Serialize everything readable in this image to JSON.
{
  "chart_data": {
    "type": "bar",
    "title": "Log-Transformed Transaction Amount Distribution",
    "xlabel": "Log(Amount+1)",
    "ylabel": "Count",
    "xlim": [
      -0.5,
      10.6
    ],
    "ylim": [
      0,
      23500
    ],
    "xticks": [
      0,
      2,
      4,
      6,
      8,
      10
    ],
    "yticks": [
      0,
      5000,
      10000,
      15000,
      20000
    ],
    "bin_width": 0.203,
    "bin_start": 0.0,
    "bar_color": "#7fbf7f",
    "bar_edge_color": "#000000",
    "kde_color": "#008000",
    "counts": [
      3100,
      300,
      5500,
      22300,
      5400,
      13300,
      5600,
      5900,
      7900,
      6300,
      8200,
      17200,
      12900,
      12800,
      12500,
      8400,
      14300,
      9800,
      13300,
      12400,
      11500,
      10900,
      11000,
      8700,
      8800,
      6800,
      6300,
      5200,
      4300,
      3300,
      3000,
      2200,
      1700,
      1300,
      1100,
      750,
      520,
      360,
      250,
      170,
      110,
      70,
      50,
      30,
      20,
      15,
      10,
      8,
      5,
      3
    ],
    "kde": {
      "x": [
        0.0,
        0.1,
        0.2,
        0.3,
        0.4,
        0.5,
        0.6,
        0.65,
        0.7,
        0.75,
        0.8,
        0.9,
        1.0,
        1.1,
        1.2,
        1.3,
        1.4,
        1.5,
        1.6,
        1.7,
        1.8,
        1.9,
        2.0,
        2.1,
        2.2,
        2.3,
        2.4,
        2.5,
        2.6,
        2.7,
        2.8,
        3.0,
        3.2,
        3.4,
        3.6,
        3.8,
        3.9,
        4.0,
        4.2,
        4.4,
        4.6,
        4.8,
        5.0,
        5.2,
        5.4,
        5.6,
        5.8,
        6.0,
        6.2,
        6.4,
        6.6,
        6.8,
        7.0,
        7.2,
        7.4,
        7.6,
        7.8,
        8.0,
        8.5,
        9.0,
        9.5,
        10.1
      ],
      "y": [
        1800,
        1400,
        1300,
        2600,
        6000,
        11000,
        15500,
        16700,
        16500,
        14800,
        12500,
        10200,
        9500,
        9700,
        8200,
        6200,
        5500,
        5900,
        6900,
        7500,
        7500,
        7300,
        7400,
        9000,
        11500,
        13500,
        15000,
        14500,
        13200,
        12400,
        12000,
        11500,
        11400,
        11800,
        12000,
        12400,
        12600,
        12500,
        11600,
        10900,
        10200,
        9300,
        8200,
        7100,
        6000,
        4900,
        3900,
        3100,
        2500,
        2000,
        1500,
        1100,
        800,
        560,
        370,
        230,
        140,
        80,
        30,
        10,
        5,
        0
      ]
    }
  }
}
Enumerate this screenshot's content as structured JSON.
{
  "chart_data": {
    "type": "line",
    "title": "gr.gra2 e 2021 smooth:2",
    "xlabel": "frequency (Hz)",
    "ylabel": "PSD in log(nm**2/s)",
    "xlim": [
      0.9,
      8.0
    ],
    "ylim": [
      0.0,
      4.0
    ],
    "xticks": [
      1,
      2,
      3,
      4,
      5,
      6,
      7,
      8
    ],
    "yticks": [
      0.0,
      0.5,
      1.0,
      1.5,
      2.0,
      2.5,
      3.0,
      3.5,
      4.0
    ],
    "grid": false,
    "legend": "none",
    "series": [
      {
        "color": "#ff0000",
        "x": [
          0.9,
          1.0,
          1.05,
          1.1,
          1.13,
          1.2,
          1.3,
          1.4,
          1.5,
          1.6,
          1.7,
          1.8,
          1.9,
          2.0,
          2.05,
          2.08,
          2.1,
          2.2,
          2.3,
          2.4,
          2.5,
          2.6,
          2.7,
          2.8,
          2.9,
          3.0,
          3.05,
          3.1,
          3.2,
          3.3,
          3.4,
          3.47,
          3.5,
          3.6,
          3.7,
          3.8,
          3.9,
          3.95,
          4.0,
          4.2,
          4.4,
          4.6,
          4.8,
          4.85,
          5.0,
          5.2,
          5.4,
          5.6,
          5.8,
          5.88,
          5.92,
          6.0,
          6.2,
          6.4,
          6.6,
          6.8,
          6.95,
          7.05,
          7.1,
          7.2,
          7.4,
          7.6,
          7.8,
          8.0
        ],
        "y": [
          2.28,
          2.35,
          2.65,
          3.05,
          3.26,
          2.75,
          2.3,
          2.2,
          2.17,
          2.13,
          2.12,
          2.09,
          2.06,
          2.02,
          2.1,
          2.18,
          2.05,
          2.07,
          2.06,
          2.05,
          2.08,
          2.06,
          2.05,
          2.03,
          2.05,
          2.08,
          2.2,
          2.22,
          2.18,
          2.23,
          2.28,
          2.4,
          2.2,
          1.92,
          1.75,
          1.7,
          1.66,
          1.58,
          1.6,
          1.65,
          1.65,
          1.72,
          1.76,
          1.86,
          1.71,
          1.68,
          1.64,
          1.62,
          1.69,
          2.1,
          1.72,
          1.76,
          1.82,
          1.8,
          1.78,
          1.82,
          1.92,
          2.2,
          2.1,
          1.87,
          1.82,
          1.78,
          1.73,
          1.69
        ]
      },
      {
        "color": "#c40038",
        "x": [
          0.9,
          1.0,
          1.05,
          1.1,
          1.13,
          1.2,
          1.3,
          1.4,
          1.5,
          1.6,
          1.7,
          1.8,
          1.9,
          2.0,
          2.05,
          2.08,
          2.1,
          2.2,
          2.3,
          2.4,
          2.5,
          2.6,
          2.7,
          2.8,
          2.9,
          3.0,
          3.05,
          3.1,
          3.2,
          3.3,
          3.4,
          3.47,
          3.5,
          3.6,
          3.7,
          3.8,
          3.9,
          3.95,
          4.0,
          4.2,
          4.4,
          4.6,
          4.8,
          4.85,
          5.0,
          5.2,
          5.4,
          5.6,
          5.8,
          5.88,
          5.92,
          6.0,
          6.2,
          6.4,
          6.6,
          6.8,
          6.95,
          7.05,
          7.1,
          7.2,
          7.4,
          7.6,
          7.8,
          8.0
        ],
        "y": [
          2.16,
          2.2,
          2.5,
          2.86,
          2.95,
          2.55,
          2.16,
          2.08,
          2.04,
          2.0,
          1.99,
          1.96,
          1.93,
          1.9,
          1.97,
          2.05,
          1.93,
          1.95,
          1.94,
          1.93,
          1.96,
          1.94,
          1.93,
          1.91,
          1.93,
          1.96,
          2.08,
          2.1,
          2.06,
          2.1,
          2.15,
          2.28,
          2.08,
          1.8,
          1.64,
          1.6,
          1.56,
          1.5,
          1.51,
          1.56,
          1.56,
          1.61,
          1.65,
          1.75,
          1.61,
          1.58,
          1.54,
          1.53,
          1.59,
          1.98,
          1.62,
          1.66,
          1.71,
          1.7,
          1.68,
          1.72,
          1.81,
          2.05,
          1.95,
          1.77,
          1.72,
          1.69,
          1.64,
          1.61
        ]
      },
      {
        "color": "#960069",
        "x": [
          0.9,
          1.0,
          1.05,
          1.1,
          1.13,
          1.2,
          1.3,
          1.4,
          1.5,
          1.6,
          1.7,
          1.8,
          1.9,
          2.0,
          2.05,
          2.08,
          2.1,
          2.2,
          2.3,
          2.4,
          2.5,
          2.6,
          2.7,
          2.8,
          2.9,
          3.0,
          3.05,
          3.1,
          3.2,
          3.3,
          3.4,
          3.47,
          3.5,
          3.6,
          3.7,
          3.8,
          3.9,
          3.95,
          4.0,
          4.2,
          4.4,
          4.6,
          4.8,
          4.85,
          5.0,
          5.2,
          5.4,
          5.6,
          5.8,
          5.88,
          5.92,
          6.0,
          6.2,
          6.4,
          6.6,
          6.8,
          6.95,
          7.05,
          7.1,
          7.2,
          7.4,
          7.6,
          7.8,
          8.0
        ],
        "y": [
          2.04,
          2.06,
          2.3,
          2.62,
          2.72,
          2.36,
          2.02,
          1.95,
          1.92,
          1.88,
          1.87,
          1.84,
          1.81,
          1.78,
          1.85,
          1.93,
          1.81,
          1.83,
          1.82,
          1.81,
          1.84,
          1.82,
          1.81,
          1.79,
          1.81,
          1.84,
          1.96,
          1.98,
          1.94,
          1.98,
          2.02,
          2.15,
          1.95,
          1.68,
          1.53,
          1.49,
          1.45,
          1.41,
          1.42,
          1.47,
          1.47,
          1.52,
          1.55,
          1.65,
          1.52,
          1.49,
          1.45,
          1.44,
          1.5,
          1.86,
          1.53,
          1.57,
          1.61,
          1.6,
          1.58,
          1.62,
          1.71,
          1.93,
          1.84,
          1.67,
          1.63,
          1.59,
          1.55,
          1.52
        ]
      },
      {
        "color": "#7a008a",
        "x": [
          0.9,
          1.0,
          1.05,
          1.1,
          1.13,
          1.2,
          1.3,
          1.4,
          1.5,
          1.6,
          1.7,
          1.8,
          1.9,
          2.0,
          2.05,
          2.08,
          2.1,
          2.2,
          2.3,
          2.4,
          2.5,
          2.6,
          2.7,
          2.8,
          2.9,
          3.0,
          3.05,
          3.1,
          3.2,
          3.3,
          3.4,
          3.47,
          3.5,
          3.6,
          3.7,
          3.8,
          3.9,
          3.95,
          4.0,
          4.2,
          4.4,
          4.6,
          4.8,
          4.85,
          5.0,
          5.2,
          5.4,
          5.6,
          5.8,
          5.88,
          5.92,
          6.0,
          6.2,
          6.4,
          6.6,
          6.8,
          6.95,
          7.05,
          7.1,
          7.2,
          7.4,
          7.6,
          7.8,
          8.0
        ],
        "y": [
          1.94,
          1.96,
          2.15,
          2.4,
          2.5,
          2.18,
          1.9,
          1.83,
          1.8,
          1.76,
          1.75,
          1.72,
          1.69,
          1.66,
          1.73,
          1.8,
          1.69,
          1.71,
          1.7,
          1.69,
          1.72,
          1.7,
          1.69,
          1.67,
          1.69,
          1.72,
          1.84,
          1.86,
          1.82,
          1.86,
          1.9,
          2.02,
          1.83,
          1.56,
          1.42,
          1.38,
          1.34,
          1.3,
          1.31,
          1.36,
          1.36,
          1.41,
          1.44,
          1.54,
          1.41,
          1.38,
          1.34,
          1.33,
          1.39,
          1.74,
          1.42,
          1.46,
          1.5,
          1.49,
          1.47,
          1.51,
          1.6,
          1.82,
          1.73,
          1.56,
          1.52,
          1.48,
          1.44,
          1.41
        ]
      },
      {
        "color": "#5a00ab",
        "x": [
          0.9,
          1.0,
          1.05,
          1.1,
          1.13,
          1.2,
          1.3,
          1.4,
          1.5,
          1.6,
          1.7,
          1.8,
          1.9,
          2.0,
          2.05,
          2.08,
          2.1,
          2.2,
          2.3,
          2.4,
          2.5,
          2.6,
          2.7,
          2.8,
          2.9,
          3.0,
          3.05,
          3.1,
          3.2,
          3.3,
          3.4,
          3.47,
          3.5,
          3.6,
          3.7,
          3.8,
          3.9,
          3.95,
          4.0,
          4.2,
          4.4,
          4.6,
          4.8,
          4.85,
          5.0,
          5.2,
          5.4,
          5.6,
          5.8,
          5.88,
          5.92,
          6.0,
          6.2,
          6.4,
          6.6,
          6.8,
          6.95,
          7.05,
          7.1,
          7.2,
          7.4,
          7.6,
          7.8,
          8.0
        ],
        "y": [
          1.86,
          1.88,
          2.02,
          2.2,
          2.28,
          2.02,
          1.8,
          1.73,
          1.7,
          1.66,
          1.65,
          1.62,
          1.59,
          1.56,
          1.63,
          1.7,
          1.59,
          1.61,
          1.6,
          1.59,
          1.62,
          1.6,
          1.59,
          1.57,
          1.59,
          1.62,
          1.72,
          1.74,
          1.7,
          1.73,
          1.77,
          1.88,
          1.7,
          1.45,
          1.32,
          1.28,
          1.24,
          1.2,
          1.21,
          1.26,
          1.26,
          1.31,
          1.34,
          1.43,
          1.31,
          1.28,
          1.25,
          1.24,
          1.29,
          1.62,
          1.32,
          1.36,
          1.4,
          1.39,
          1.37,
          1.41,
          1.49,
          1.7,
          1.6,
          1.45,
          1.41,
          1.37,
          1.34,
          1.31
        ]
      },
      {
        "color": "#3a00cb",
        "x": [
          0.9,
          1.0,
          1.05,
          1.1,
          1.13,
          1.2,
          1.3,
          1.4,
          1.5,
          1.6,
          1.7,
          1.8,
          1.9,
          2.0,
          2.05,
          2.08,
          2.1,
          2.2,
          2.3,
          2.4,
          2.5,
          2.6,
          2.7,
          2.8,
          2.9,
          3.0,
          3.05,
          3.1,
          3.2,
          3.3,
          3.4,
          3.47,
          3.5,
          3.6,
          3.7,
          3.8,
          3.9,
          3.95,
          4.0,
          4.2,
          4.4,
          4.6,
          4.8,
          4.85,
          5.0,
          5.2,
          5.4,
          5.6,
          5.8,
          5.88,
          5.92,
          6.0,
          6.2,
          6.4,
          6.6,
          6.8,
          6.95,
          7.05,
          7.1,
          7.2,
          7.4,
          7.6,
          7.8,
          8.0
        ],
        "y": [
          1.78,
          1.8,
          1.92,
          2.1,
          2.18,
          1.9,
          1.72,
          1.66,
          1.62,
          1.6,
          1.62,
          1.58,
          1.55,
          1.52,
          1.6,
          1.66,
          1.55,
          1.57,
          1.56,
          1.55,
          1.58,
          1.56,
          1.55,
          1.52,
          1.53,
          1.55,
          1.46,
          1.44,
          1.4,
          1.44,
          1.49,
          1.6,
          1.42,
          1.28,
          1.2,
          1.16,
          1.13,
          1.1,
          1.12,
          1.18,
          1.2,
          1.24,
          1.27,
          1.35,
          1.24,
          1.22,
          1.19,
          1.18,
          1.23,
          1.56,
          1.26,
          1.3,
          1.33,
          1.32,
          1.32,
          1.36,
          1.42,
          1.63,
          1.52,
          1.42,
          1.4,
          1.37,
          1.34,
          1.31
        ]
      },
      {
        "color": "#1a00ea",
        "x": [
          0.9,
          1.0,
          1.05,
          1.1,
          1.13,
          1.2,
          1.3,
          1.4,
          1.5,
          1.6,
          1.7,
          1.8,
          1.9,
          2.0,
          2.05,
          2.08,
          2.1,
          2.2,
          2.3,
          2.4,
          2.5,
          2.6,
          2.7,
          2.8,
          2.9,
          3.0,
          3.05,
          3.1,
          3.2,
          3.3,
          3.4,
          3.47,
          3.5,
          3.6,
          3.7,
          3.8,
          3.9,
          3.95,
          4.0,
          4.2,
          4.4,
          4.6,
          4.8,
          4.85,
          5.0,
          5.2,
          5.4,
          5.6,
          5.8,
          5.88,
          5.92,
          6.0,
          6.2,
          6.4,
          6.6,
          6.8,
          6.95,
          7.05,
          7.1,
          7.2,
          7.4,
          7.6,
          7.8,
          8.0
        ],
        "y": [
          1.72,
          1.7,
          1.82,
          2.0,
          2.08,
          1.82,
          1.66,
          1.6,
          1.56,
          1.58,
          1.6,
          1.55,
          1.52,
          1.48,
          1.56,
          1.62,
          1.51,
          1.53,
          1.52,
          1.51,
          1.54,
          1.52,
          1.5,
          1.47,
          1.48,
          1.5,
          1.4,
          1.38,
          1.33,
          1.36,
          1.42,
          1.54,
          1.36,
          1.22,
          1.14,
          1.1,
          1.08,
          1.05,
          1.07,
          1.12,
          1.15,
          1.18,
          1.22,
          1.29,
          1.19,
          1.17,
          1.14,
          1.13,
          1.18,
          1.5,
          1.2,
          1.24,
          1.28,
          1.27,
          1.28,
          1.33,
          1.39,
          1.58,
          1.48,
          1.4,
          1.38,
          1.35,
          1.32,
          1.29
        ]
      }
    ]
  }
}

┄┄┄┄┄┄

=== Task ===
In the entries above, identify every line with the string "xlabel".

=== Solution to the problem ===
    "xlabel": "Log(Amount+1)",
    "xlabel": "frequency (Hz)",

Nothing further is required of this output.